Requirements >> Exclude the pictures and retype the entries as written.

>> START Dataset rows

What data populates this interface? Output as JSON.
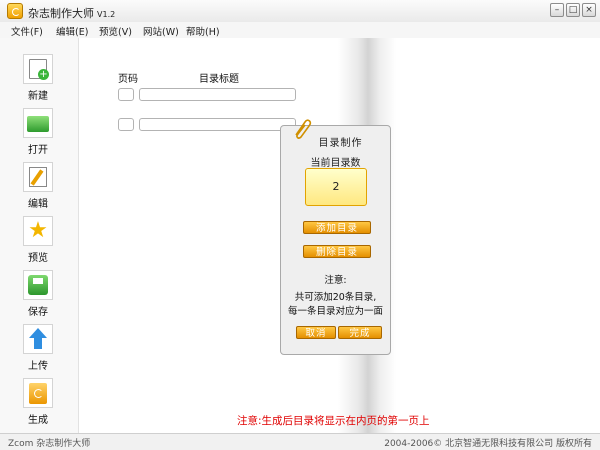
{
  "window": {
    "title": "杂志制作大师",
    "version": "V1.2",
    "minimize": "–",
    "maximize": "□",
    "close": "×"
  },
  "menu": [
    {
      "label": "文件",
      "key": "(F)"
    },
    {
      "label": "编辑",
      "key": "(E)"
    },
    {
      "label": "预览",
      "key": "(V)"
    },
    {
      "label": "网站",
      "key": "(W)"
    },
    {
      "label": "帮助",
      "key": "(H)"
    }
  ],
  "sidebar": [
    {
      "label": "新建",
      "icon": "new-document-icon"
    },
    {
      "label": "打开",
      "icon": "open-folder-icon"
    },
    {
      "label": "编辑",
      "icon": "edit-icon"
    },
    {
      "label": "预览",
      "icon": "preview-star-icon"
    },
    {
      "label": "保存",
      "icon": "save-icon"
    },
    {
      "label": "上传",
      "icon": "upload-arrow-icon"
    },
    {
      "label": "生成",
      "icon": "generate-book-icon"
    }
  ],
  "toc_form": {
    "page_header": "页码",
    "title_header": "目录标题",
    "rows": [
      {
        "page": "",
        "title": ""
      },
      {
        "page": "",
        "title": ""
      }
    ]
  },
  "panel": {
    "title": "目录制作",
    "current_label": "当前目录数",
    "count": "2",
    "add_button": "添加目录",
    "delete_button": "删除目录",
    "note_title": "注意:",
    "note_line1": "共可添加20条目录,",
    "note_line2": "每一条目录对应为一面",
    "cancel_button": "取消",
    "done_button": "完成"
  },
  "notice": "注意:生成后目录将显示在内页的第一页上",
  "status": {
    "left": "Zcom 杂志制作大师",
    "right": "2004-2006© 北京智通无限科技有限公司 版权所有"
  },
  "colors": {
    "accent_orange": "#f0a000",
    "notice_red": "#e00000",
    "count_bg": "#ffe880"
  }
}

>> END Dataset rows

Result below >>
What data populates this interface? Output as JSON.
{
  "window": {
    "title": "杂志制作大师",
    "version": "V1.2",
    "minimize": "–",
    "maximize": "□",
    "close": "×"
  },
  "menu": [
    {
      "label": "文件",
      "key": "(F)"
    },
    {
      "label": "编辑",
      "key": "(E)"
    },
    {
      "label": "预览",
      "key": "(V)"
    },
    {
      "label": "网站",
      "key": "(W)"
    },
    {
      "label": "帮助",
      "key": "(H)"
    }
  ],
  "sidebar": [
    {
      "label": "新建",
      "icon": "new-document-icon"
    },
    {
      "label": "打开",
      "icon": "open-folder-icon"
    },
    {
      "label": "编辑",
      "icon": "edit-icon"
    },
    {
      "label": "预览",
      "icon": "preview-star-icon"
    },
    {
      "label": "保存",
      "icon": "save-icon"
    },
    {
      "label": "上传",
      "icon": "upload-arrow-icon"
    },
    {
      "label": "生成",
      "icon": "generate-book-icon"
    }
  ],
  "toc_form": {
    "page_header": "页码",
    "title_header": "目录标题",
    "rows": [
      {
        "page": "",
        "title": ""
      },
      {
        "page": "",
        "title": ""
      }
    ]
  },
  "panel": {
    "title": "目录制作",
    "current_label": "当前目录数",
    "count": "2",
    "add_button": "添加目录",
    "delete_button": "删除目录",
    "note_title": "注意:",
    "note_line1": "共可添加20条目录,",
    "note_line2": "每一条目录对应为一面",
    "cancel_button": "取消",
    "done_button": "完成"
  },
  "notice": "注意:生成后目录将显示在内页的第一页上",
  "status": {
    "left": "Zcom 杂志制作大师",
    "right": "2004-2006© 北京智通无限科技有限公司 版权所有"
  },
  "colors": {
    "accent_orange": "#f0a000",
    "notice_red": "#e00000",
    "count_bg": "#ffe880"
  }
}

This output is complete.